_WORK TO BE COMPLETED_:
Compute how many lines in the entries below contain "JSON", and output nothing but the number.

_DATA SHOWN_:
........

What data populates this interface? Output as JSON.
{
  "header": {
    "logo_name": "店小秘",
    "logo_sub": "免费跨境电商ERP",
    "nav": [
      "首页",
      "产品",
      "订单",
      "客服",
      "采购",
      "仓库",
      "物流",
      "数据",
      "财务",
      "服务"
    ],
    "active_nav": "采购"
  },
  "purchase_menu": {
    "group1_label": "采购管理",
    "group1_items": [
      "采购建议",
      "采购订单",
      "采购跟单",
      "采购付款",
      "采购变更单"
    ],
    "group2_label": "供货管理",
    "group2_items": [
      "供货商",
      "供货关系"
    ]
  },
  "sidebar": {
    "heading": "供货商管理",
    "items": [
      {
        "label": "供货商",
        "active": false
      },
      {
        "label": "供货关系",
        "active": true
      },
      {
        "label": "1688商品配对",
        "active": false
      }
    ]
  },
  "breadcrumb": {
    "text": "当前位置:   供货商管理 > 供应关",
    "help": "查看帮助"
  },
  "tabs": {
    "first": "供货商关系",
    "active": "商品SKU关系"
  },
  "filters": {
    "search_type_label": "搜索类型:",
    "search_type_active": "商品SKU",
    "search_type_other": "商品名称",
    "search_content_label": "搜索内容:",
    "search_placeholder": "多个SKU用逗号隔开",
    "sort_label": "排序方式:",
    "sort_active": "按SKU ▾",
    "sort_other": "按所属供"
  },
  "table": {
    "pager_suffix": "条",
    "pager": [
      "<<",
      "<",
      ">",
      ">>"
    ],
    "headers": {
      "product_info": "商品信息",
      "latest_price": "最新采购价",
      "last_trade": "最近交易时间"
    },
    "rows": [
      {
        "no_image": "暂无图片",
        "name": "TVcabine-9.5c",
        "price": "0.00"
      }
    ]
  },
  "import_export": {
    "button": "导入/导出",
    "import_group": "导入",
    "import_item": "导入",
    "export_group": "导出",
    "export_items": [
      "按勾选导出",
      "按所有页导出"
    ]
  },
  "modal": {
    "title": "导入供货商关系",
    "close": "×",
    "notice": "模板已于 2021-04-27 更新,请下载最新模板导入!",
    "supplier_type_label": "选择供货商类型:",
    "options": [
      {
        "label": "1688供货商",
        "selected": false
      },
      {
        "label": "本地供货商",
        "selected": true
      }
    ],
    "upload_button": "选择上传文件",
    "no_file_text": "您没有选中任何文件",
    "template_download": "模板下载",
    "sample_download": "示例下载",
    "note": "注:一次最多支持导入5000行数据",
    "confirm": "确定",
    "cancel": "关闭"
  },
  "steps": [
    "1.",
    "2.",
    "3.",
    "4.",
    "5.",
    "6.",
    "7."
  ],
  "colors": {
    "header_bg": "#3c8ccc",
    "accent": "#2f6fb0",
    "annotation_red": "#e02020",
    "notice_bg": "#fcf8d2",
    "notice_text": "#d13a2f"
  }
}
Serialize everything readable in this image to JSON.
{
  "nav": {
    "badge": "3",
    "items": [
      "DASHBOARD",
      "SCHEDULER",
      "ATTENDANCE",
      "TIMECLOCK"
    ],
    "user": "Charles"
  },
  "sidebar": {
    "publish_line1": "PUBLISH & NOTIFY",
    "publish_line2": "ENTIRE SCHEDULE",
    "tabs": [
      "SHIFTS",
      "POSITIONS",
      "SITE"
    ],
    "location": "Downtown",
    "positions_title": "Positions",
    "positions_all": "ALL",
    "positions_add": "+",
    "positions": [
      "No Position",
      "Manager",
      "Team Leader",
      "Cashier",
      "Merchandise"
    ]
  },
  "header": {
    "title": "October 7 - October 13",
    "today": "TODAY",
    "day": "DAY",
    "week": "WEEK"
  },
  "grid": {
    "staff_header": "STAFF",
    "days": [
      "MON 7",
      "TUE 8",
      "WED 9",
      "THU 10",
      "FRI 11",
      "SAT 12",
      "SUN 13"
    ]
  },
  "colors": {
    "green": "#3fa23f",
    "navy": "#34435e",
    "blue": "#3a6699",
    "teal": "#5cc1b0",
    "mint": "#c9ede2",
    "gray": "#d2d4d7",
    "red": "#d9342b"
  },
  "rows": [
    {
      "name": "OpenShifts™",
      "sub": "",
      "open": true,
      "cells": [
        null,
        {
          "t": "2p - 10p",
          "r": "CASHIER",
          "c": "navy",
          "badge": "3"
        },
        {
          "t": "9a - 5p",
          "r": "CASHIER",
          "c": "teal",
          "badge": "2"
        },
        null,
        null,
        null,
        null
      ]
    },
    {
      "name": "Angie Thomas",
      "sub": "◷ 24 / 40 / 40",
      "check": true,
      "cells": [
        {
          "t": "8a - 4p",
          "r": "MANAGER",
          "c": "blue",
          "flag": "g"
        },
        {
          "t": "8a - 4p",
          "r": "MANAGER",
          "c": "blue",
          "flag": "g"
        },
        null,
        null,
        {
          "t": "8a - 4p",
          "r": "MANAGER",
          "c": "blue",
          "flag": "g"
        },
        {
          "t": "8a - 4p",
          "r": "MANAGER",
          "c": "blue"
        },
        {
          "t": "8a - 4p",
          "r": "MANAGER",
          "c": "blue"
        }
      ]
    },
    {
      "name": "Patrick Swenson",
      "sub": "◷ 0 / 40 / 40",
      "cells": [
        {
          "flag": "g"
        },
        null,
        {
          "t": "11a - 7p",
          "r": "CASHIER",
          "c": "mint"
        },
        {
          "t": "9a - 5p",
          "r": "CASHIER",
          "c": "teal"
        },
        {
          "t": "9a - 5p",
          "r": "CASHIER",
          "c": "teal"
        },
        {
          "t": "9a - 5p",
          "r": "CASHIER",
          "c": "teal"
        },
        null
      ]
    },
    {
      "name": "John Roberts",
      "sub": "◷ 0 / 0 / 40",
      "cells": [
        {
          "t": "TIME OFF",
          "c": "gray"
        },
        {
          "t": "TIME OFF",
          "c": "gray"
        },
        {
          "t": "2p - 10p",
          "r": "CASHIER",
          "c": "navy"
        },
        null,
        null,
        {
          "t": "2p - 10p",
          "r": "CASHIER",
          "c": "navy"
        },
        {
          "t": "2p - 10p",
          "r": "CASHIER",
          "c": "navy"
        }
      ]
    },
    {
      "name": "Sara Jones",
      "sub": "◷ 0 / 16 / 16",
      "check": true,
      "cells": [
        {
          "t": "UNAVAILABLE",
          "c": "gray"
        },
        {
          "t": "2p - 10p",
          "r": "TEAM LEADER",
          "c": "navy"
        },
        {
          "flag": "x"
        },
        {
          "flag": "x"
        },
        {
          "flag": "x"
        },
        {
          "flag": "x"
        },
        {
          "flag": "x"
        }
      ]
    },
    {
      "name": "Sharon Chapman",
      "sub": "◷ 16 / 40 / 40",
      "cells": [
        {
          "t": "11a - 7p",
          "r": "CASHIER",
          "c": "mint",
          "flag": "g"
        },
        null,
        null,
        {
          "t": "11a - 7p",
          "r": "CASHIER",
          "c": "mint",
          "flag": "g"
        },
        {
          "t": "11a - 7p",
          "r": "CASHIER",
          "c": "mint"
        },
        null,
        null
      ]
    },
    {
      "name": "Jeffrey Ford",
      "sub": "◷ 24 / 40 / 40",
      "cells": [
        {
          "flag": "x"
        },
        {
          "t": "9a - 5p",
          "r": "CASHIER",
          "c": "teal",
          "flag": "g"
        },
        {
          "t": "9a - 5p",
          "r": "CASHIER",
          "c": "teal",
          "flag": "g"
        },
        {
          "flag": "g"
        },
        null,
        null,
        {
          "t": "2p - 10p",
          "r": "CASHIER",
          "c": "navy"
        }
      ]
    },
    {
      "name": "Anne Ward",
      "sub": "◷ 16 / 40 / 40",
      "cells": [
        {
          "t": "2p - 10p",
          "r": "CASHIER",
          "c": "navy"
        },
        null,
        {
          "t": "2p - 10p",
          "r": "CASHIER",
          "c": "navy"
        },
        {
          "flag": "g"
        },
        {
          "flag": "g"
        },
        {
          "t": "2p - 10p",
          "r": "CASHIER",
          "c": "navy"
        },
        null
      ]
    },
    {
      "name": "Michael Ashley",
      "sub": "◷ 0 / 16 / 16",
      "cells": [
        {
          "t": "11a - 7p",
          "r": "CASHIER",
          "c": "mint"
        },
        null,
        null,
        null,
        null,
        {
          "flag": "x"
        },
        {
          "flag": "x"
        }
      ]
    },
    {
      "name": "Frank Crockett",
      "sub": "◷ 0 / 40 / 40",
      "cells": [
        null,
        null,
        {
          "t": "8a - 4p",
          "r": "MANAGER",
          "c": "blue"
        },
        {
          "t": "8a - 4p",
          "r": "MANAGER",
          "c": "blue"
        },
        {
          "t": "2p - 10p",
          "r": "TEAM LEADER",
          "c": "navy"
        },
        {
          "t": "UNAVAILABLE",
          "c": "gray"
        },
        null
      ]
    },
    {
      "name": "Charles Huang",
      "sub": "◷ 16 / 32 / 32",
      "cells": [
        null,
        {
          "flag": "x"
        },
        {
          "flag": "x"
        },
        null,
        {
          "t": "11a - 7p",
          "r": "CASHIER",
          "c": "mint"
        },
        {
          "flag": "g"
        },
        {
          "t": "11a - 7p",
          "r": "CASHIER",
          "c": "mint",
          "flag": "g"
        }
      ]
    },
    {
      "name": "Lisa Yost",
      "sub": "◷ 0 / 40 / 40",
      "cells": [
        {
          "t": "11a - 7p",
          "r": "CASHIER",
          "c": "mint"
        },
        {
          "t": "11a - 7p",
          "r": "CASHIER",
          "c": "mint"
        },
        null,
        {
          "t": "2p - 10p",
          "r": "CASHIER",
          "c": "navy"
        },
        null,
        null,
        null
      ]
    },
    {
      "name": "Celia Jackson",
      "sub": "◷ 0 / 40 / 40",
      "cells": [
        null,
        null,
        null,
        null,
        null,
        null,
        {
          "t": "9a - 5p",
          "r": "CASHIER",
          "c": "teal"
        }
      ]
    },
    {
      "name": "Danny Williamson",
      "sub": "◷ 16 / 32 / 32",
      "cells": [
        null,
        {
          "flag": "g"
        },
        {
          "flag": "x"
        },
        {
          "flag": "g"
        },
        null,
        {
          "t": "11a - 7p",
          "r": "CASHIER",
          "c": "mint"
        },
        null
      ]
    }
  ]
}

........

_EXPECTED ANSWER_:
2